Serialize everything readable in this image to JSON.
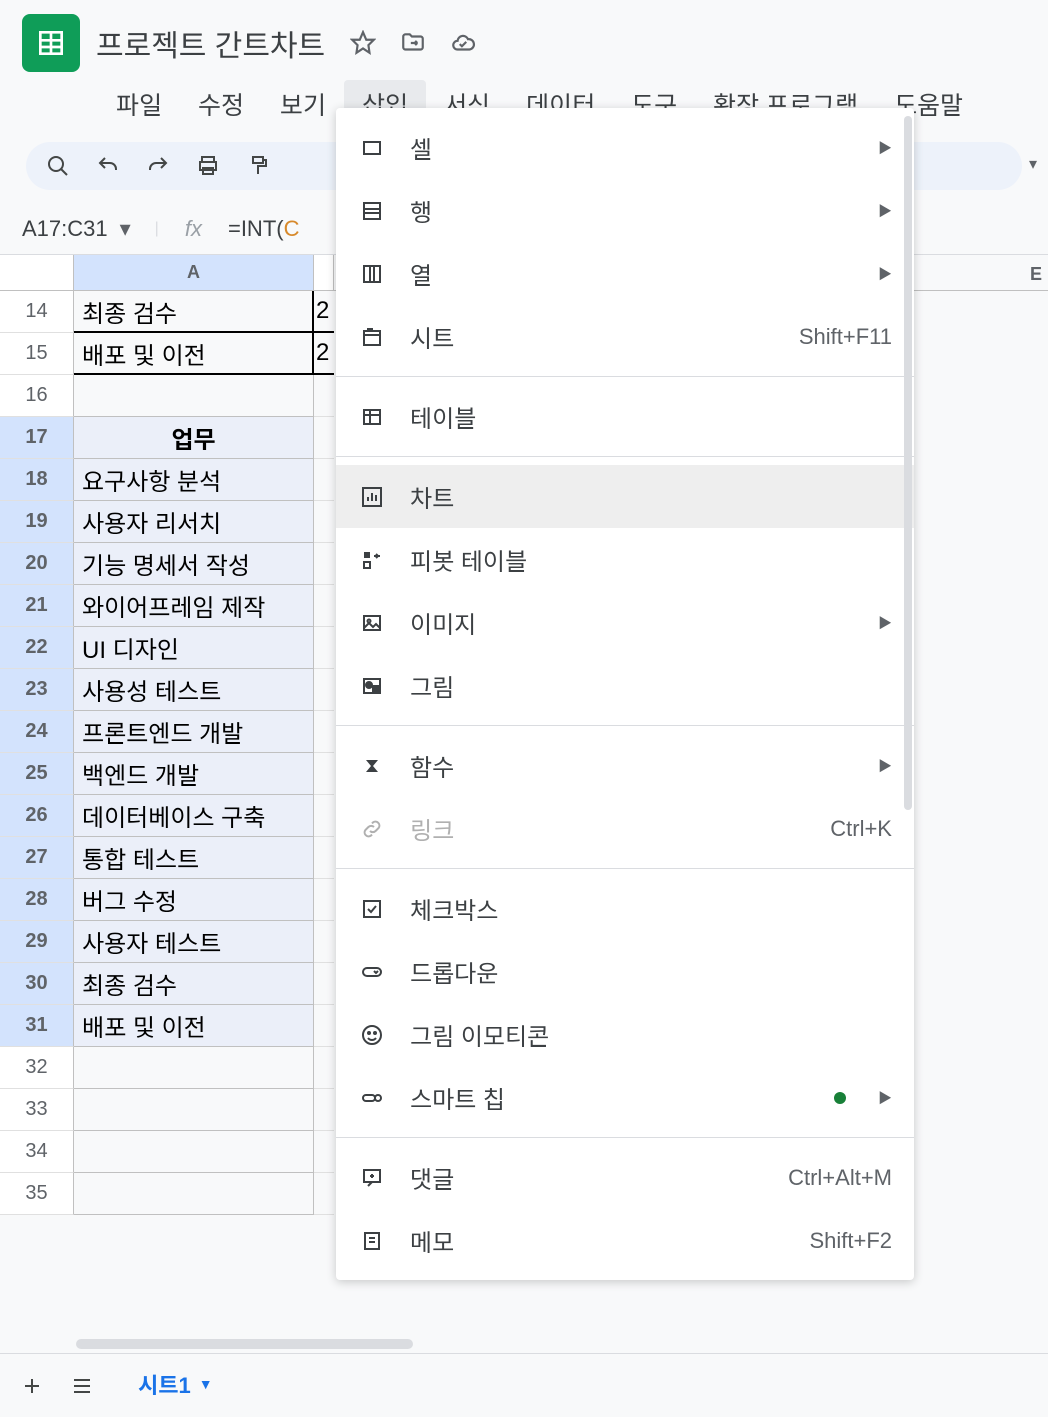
{
  "doc": {
    "title": "프로젝트 간트차트"
  },
  "menubar": [
    "파일",
    "수정",
    "보기",
    "삽입",
    "서식",
    "데이터",
    "도구",
    "확장 프로그램",
    "도움말"
  ],
  "activeMenu": "삽입",
  "nameBox": "A17:C31",
  "formula": {
    "prefix": "=",
    "fn": "INT",
    "open": "(",
    "ref": "C"
  },
  "colHeaders": [
    "A"
  ],
  "partialColE": "E",
  "rows": [
    {
      "num": "14",
      "a": "최종 검수",
      "next": "2",
      "sel": false,
      "bordered": true
    },
    {
      "num": "15",
      "a": "배포 및 이전",
      "next": "2",
      "sel": false,
      "bordered": true
    },
    {
      "num": "16",
      "a": "",
      "next": "",
      "sel": false,
      "bordered": false
    },
    {
      "num": "17",
      "a": "업무",
      "next": "",
      "sel": true,
      "bordered": false,
      "header": true
    },
    {
      "num": "18",
      "a": "요구사항 분석",
      "next": "",
      "sel": true,
      "bordered": false
    },
    {
      "num": "19",
      "a": "사용자 리서치",
      "next": "",
      "sel": true,
      "bordered": false
    },
    {
      "num": "20",
      "a": "기능 명세서 작성",
      "next": "",
      "sel": true,
      "bordered": false
    },
    {
      "num": "21",
      "a": "와이어프레임 제작",
      "next": "",
      "sel": true,
      "bordered": false
    },
    {
      "num": "22",
      "a": "UI 디자인",
      "next": "",
      "sel": true,
      "bordered": false
    },
    {
      "num": "23",
      "a": "사용성 테스트",
      "next": "",
      "sel": true,
      "bordered": false
    },
    {
      "num": "24",
      "a": "프론트엔드 개발",
      "next": "",
      "sel": true,
      "bordered": false
    },
    {
      "num": "25",
      "a": "백엔드 개발",
      "next": "",
      "sel": true,
      "bordered": false
    },
    {
      "num": "26",
      "a": "데이터베이스 구축",
      "next": "",
      "sel": true,
      "bordered": false
    },
    {
      "num": "27",
      "a": "통합 테스트",
      "next": "",
      "sel": true,
      "bordered": false
    },
    {
      "num": "28",
      "a": "버그 수정",
      "next": "",
      "sel": true,
      "bordered": false
    },
    {
      "num": "29",
      "a": "사용자 테스트",
      "next": "",
      "sel": true,
      "bordered": false
    },
    {
      "num": "30",
      "a": "최종 검수",
      "next": "",
      "sel": true,
      "bordered": false
    },
    {
      "num": "31",
      "a": "배포 및 이전",
      "next": "",
      "sel": true,
      "bordered": false
    },
    {
      "num": "32",
      "a": "",
      "next": "",
      "sel": false,
      "bordered": false
    },
    {
      "num": "33",
      "a": "",
      "next": "",
      "sel": false,
      "bordered": false
    },
    {
      "num": "34",
      "a": "",
      "next": "",
      "sel": false,
      "bordered": false
    },
    {
      "num": "35",
      "a": "",
      "next": "",
      "sel": false,
      "bordered": false
    }
  ],
  "insertMenu": [
    {
      "label": "셀",
      "icon": "cells",
      "arrow": true
    },
    {
      "label": "행",
      "icon": "rows",
      "arrow": true
    },
    {
      "label": "열",
      "icon": "cols",
      "arrow": true
    },
    {
      "label": "시트",
      "icon": "sheet",
      "shortcut": "Shift+F11"
    },
    {
      "sep": true
    },
    {
      "label": "테이블",
      "icon": "table"
    },
    {
      "sep": true
    },
    {
      "label": "차트",
      "icon": "chart",
      "hover": true
    },
    {
      "label": "피봇 테이블",
      "icon": "pivot"
    },
    {
      "label": "이미지",
      "icon": "image",
      "arrow": true
    },
    {
      "label": "그림",
      "icon": "drawing"
    },
    {
      "sep": true
    },
    {
      "label": "함수",
      "icon": "function",
      "arrow": true
    },
    {
      "label": "링크",
      "icon": "link",
      "shortcut": "Ctrl+K",
      "disabled": true
    },
    {
      "sep": true
    },
    {
      "label": "체크박스",
      "icon": "checkbox"
    },
    {
      "label": "드롭다운",
      "icon": "dropdown"
    },
    {
      "label": "그림 이모티콘",
      "icon": "emoji"
    },
    {
      "label": "스마트 칩",
      "icon": "smartchip",
      "arrow": true,
      "dot": true
    },
    {
      "sep": true
    },
    {
      "label": "댓글",
      "icon": "comment",
      "shortcut": "Ctrl+Alt+M"
    },
    {
      "label": "메모",
      "icon": "note",
      "shortcut": "Shift+F2"
    }
  ],
  "sheetTab": "시트1"
}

━━━━━━

▸ Exercise goal
Find every line in the records that has the string "Shift", then state how many there are and nothing else.

▸ Answer to this exercise
2